• [Data shown]:
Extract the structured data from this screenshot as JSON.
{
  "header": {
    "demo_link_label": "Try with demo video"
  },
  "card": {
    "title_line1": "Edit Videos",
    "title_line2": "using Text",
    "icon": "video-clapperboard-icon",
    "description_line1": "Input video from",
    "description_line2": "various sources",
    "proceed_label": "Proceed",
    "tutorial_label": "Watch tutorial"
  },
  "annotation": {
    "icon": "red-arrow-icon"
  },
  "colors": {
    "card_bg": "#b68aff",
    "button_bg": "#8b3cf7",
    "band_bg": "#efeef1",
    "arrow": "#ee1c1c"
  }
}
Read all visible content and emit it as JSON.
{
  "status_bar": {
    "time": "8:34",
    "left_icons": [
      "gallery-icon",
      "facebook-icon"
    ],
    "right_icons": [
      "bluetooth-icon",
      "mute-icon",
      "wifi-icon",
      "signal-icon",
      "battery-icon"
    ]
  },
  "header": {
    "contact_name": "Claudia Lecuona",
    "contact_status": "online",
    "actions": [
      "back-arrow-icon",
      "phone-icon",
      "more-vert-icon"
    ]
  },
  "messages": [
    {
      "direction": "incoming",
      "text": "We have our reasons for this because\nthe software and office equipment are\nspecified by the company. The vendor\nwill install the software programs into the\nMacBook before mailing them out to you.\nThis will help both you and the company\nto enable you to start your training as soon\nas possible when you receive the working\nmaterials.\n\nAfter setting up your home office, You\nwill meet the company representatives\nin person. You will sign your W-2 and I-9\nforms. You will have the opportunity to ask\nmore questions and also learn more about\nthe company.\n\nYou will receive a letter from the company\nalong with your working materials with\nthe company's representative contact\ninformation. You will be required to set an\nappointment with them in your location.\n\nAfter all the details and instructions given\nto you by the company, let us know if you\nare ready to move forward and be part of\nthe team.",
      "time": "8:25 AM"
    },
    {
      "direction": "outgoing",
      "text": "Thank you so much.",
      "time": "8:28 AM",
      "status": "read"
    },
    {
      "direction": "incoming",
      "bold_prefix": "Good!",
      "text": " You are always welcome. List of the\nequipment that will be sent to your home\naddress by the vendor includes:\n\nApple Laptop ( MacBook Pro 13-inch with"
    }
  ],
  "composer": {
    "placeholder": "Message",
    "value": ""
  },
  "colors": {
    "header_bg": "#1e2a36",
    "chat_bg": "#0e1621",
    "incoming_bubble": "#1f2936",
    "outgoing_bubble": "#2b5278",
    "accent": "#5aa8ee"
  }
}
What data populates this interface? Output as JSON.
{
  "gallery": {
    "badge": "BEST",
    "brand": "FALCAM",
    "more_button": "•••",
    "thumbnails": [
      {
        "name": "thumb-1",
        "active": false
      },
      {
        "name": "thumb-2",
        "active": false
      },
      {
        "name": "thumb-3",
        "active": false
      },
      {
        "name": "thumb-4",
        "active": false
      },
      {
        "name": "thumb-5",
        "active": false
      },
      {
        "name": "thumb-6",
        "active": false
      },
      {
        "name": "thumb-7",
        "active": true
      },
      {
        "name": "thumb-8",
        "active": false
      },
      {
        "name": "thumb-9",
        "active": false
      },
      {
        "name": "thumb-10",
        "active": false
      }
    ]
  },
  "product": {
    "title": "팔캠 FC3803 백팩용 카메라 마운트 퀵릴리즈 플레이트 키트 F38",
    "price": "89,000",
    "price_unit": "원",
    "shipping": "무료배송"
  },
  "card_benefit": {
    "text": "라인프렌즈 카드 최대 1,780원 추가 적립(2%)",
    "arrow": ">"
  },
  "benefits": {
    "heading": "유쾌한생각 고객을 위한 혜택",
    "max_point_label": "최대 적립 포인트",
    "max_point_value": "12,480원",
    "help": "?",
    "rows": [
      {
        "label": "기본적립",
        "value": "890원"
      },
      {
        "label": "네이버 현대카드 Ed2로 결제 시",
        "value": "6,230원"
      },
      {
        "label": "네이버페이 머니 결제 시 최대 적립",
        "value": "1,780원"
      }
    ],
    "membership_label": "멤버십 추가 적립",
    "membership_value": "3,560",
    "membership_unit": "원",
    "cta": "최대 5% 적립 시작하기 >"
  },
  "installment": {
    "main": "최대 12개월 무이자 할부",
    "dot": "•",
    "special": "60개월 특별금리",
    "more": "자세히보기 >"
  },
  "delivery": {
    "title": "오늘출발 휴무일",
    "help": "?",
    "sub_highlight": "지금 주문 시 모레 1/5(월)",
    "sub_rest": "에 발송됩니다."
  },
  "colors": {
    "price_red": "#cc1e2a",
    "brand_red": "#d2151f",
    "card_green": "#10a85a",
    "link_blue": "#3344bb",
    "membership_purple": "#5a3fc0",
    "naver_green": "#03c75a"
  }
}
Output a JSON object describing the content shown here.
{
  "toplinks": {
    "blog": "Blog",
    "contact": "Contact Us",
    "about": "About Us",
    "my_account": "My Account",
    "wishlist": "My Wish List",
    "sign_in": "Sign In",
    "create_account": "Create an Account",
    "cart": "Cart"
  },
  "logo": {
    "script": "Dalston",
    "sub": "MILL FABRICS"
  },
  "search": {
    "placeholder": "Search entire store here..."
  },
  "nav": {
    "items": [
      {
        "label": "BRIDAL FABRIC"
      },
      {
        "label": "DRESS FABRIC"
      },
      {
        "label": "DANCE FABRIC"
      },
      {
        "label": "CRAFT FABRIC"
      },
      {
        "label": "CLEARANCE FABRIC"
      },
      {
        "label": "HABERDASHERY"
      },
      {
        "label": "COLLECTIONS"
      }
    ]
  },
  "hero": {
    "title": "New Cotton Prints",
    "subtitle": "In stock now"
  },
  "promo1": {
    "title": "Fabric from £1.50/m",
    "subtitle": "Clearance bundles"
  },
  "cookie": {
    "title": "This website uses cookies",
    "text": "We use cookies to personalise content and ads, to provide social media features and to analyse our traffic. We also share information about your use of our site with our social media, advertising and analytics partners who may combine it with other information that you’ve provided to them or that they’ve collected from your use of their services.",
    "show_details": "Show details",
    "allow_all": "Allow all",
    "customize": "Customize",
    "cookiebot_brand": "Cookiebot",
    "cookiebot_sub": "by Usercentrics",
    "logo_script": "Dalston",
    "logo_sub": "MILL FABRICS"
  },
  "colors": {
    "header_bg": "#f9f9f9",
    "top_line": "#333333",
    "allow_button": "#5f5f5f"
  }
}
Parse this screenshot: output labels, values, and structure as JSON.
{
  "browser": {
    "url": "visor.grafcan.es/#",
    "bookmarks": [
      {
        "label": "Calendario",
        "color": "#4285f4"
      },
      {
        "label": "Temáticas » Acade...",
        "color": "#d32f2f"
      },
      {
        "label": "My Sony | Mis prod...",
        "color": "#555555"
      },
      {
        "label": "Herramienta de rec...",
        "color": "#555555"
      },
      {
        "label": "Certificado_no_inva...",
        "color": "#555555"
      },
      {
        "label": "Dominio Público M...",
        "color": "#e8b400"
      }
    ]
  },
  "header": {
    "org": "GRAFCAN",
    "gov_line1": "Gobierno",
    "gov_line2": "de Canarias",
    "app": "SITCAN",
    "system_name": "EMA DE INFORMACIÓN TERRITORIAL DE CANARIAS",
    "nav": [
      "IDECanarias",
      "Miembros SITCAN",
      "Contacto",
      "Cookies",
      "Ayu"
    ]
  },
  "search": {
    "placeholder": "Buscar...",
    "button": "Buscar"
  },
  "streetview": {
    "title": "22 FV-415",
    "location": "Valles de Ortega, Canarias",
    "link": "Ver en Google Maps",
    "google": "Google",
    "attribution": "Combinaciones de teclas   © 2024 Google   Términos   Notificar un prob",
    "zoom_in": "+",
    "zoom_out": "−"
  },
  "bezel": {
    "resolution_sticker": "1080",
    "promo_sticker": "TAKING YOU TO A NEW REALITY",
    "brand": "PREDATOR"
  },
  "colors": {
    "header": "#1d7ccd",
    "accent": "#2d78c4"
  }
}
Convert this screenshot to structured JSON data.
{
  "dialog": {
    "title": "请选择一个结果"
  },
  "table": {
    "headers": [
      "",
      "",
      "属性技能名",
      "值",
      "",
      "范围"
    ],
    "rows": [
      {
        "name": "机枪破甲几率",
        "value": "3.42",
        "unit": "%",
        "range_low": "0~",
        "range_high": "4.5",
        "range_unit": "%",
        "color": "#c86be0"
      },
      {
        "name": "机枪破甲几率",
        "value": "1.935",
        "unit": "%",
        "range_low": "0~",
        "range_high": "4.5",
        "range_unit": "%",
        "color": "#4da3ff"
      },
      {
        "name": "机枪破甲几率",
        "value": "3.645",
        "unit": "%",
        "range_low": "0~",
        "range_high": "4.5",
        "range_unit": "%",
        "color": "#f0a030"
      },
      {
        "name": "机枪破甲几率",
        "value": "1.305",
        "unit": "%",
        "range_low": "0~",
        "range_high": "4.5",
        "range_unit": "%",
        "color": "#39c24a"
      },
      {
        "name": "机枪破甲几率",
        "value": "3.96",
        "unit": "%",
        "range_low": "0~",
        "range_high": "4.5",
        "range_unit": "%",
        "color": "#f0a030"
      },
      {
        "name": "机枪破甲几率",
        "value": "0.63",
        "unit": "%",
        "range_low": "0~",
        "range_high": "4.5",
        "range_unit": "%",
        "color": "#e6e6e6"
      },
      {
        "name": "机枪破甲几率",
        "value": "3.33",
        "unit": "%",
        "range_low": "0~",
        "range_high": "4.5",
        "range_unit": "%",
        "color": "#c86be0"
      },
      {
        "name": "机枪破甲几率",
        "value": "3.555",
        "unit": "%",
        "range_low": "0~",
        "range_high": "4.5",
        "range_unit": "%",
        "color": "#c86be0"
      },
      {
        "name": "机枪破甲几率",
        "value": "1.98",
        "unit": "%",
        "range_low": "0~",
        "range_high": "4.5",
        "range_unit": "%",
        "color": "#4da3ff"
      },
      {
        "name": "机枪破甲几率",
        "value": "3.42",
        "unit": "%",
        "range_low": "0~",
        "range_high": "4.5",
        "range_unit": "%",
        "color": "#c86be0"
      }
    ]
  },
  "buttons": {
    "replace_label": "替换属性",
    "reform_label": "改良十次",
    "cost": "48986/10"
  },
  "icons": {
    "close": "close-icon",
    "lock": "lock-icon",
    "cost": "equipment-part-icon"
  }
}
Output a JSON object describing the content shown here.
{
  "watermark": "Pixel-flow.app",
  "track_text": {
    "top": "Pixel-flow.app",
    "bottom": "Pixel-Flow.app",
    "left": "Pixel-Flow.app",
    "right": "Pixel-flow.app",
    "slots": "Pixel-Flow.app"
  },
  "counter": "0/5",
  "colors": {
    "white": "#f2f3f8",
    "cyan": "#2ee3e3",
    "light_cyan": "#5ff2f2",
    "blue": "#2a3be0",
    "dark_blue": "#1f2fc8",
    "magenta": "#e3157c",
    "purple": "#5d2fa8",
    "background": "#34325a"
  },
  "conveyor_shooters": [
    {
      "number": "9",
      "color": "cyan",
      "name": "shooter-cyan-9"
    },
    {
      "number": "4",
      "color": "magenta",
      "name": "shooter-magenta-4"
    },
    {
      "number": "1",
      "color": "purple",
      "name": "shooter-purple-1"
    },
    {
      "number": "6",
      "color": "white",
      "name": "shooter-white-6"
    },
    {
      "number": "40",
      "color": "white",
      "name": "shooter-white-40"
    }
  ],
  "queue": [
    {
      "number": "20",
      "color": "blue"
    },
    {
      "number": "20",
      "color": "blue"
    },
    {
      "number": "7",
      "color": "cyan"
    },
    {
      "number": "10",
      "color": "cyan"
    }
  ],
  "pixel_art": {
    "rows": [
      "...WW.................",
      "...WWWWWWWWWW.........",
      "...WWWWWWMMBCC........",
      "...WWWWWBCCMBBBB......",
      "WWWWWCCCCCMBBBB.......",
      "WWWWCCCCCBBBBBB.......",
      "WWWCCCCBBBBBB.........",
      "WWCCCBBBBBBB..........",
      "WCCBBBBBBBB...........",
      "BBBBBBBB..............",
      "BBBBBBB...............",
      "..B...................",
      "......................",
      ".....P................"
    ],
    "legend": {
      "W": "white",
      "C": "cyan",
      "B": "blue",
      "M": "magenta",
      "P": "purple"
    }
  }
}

• [Task]:
From the records above, pull out every line containing the word "List".

• [Complete output]:
      "text": " You are always welcome. List of the\nequipment that will be sent to your home\naddress by the vendor includes:\n\nApple Laptop ( MacBook Pro 13-inch with"
    "wishlist": "My Wish List",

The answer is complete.